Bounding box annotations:
## start

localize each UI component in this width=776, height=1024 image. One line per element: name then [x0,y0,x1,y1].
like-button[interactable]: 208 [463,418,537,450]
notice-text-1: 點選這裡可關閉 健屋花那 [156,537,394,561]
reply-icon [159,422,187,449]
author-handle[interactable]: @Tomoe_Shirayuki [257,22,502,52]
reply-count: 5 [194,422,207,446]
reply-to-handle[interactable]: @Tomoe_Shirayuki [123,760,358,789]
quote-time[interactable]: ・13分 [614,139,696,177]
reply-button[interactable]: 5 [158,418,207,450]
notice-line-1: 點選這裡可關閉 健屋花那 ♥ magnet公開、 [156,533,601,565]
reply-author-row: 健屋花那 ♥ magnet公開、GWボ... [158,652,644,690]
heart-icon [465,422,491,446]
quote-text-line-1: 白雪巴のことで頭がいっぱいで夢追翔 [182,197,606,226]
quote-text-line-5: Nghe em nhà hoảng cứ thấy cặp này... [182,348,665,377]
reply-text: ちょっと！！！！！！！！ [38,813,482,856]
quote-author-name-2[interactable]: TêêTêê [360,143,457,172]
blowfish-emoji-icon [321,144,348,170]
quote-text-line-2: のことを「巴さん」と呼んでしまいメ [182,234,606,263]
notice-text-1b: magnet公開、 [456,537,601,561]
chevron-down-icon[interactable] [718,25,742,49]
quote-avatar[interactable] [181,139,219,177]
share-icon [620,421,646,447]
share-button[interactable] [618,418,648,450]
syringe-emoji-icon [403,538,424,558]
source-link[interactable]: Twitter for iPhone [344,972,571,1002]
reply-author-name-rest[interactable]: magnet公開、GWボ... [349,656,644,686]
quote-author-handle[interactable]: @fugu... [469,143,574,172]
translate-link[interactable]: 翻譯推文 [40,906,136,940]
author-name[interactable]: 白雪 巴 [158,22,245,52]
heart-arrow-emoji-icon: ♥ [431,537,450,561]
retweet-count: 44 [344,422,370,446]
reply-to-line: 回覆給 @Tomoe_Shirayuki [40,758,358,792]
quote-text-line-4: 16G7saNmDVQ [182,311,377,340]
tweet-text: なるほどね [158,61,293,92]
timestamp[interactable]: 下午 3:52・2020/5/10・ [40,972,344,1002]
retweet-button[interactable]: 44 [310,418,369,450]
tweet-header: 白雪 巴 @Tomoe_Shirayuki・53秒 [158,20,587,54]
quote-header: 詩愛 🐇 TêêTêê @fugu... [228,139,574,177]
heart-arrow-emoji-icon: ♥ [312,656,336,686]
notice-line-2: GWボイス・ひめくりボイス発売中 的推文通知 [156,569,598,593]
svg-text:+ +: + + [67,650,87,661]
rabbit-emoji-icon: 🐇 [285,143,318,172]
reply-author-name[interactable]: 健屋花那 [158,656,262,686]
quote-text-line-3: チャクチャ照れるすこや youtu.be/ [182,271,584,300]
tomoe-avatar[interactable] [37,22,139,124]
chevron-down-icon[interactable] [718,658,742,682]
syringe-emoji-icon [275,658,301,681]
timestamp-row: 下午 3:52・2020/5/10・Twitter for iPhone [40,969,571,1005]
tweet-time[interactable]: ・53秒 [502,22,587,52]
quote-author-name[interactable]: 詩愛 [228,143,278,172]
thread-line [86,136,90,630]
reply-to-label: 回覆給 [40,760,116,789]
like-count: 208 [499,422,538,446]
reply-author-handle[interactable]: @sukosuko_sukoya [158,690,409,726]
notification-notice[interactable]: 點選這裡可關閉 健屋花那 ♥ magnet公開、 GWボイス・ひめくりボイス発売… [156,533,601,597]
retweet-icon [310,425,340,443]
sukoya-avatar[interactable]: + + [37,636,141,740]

## end

=== Task ===
Copy out the entries word for word, from the first line through the line that contains "quote-text-line-1: 白雪巴のことで頭がいっぱいで夢追翔 [182,197,606,226]".

=== Output ===
localize each UI component in this width=776, height=1024 image. One line per element: name then [x0,y0,x1,y1].
like-button[interactable]: 208 [463,418,537,450]
notice-text-1: 點選這裡可關閉 健屋花那 [156,537,394,561]
reply-icon [159,422,187,449]
author-handle[interactable]: @Tomoe_Shirayuki [257,22,502,52]
reply-count: 5 [194,422,207,446]
reply-to-handle[interactable]: @Tomoe_Shirayuki [123,760,358,789]
quote-time[interactable]: ・13分 [614,139,696,177]
reply-button[interactable]: 5 [158,418,207,450]
notice-line-1: 點選這裡可關閉 健屋花那 ♥ magnet公開、 [156,533,601,565]
reply-author-row: 健屋花那 ♥ magnet公開、GWボ... [158,652,644,690]
heart-icon [465,422,491,446]
quote-text-line-1: 白雪巴のことで頭がいっぱいで夢追翔 [182,197,606,226]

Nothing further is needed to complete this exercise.